Brano fornito:
══════════════════════════════
Nello stesso progetto si possono inquadrare le ragioni che indussero il World Jewish Congress a realizzare il piano di costituzione di uno Stato ebraico in Palestina, posto a guardia del Canale di Suez e degli interessi petroliferi angloamericani in Medio Oriente. Non trascurando infine le iniziative, prese nel primo dopoguerra tendenti ad impedire la formazione di un secondo polo capitalistico nell’Europa continentale.
L’esordio della Federal Reserve avviene nel 1914 e qualche mese più tardi scoppia la Prima Guerra Mondiale. Una coincidenza!? La Fed opera a stretto contatto con la Borsa Newyorkese, autentico ponte costruito nell’occasione fra l’America e l’Europa, allo scopo di rendere vane le pretese del Kaiser sul territorio iracheno (ferrovia Berlino – Baghdad), e obbligando il suo naturale alleato, l’impero austro-ungarico, a far divampare la “polveriera balcanica”. A tale scopo sono costituiti il Belgian Relief Committee (per aiutare il “neutrale” Belgio invaso dalle truppe germaniche, ma soprattutto per permettere a queste ultime di continuare a combattere una guerra non voluta) e l’American International Corporation, grazie alla quale a Wall Street sarà dato il via a una serie di investimenti, da cui trarranno profitti colossali il gruppo Rothschild – Rockfeller e il “pool” di banche internazionali ad esso associato. Nell’occasione diventerà operativo il già citato Corporate Banking, creato apposta per obbligare i governi delle Potenze belligeranti ad usufruire del sostegno finanziario, destinato all’acquisto di armi dal War Industry Board di Bernard Baruch, banchiere associato al “pool”, esponente di spicco dell’Organizzazione Sionista Mondiale e persuasivo consigliere dei presidenti americani. Il grande business della guerra!? Non occorre chiederlo a Lord Walter Rothschild, né all’esimio Colonnello Mandell House che nel 1913 ha già stilato i Quattordici Punti, enunciati dal Presidente Wilson alla Conferenza di pace di Parigi del 1919 (valgono un Premio Nobel, la frantumazione di tre imperi e focolai infiniti d’odio e rancori dal mare del Nord all’Oceano Indiano). La strategia dell’Investment Banking, coordinata dalle Rothschild Houses e da quella che diverrà nota col nome di Standard Oil Company of New Jersey (poi Exxon), risulta dunque vincente anche negli States grazie al Sistema Fed, attraverso il quale sono già rientrati, sotto forma di tasse pagate dai contribuenti americani, i 25 miliardi di dollari, creati dal nulla, e anticipati ai belligeranti per dare inizio alla Prima Guerra Mondiale. Nell’occasione si distinguono i Chairmen della Fed, Charles S. Hamlin e William P.G. Harding, quest’ultimo manager del War Finance Corporation, attivissimo nelle forniture di armamenti ancor prima dell’entrata in guerra degli Stati Uniti il 6 aprile 1917.
══════════════════════════════
Compiti da svolgere:
[1] Nel brano sulla Federal Reserve e la Prima guerra mondiale, in che anno avviene l'esordio della Federal Reserve?
[2] Modifica il brano sulla Federal Reserve e la Prima guerra mondiale nel tratto compreso tra "Nello stesso progetto" e "capitalistico nell’Europa continentale.", estremi inclusi, mettendo "Vicino Oriente" al posto di "Medio Oriente".
[3] Prosegui il brano sulla Federal Reserve e la Prima guerra mondiale dopo la sua ultima frase.

Dati forniti:
══════════════════════════════
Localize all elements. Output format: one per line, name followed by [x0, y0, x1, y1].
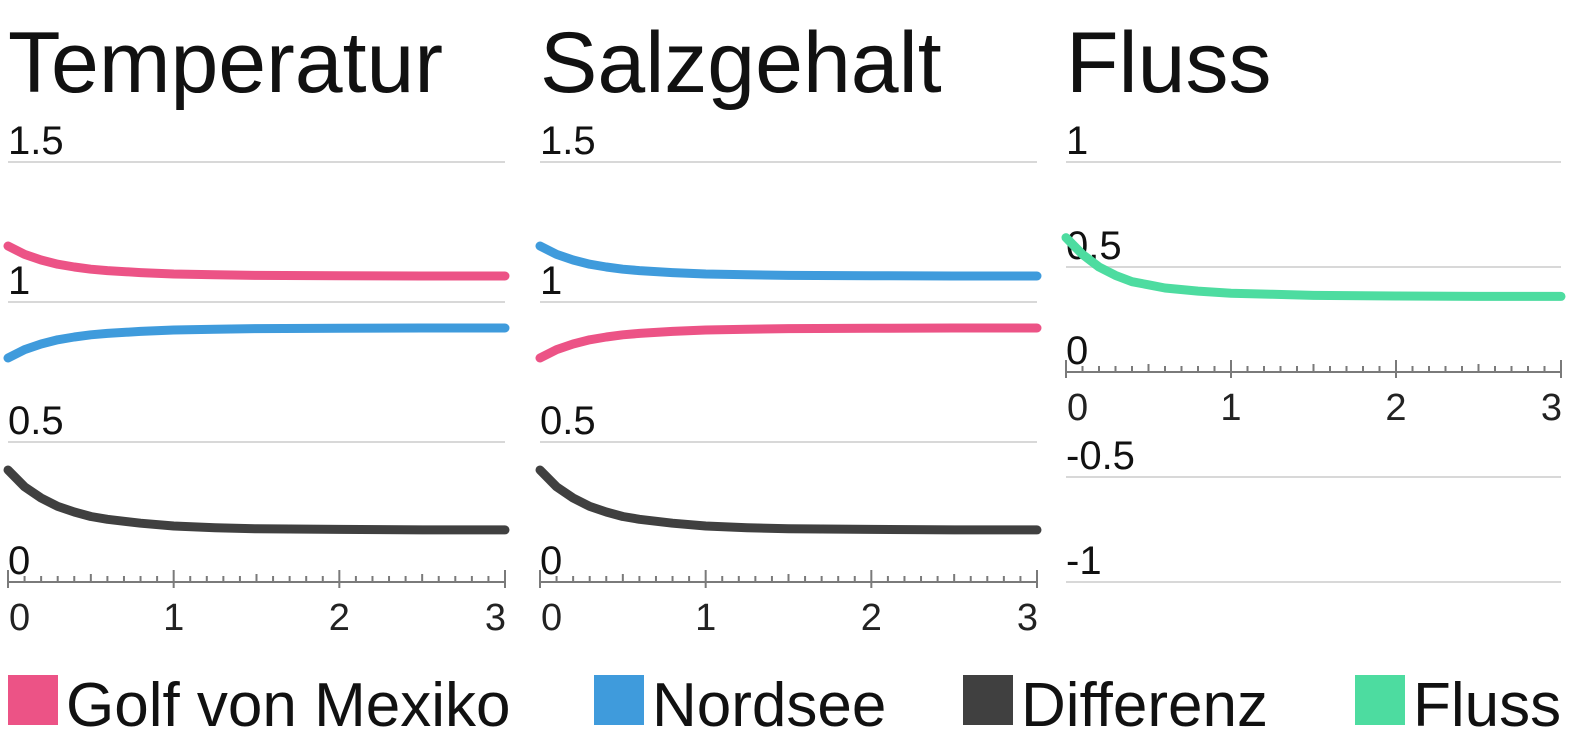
══════════════════════════════
Risultati attesi:
[1] Nel 1914.

[2]
Nello stesso progetto si possono inquadrare le ragioni che indussero il World Jewish Congress a realizzare il piano di costituzione di uno Stato ebraico in Palestina, posto a guardia del Canale di Suez e degli interessi petroliferi angloamericani in Vicino Oriente. Non trascurando infine le iniziative, prese nel primo dopoguerra tendenti ad impedire la formazione di un secondo polo capitalistico nell’Europa continentale.

[3]
Nel bel mezzo della guerra, ha modo fra l’altro di prendere forma la cultura dello stereotipo, o dell’estrema semplificazione cui tenderebbe a conformarsi il giudizio dell’immaginario collettivo, indispensabile alla costruzione del consenso e più tardi all’interpretazione “ragionata” del cosiddetto “politicamente corretto”. (Tante grazie a Walter Lippmann e al suo indimenticato “Public Opinion”!)
A Wall Street e alla Fed di New York intanto gli Investitori si fregano le mani. In attesa che il già concepito Committee on Foreign Relations, succursale a Washington del Royal Institut for International Affairs di Londra, dia inizio alle sue poliedriche attività, la strategia bellica anglo americana trova proficua applicazione in tre settori: finanziario (come abbiamo visto), militare e propagandistico. Compito della stampa americana è, ad esempio, inventare di sana pianta atrocità che i tedeschi avrebbero commesso, in pace e in guerra. La tecnica del reiterato inganno, perpetrato ai danni del popolo statunitense, sarà più tardi chiaramente visibile nell’intero operato dell’Amministrazione Wilson, per quanto un giudizio critico sul ruolo dei presidenti degli Stati Uniti fosse fin da allora apertamente ammesso dalla storiografia ufficiale. Presupposto che rende legittima, almeno sul piano etico, una piena adesione alle tesi del Professor Carroll Quigley, diffusamente espresse nel suo “Tragedy & Hope” , in cui si rileva, sulla base di indiscutibili prove, l’assoluta dipendenza della Casa Bianca dalla volontà dei Banchieri Internazionali. Esempi significativi della costruzione del consenso, teso a legittimare azioni impopolari del governo e comunque ritenute socialmente e politicamente dannose al rivestimento democratico della leadership statunitense, sembrano i casi Lusitania e Sussex, creati ad arte (come poi l’effetto Pearl Harbour e decenni più tardi, l’incidente del Tonchino, senza dimenticare il più recente “911”) per convincere l’opinione pubblica americana sull’opportunità dell’entrata in guerra (dichiarata o no) degli Stati Uniti.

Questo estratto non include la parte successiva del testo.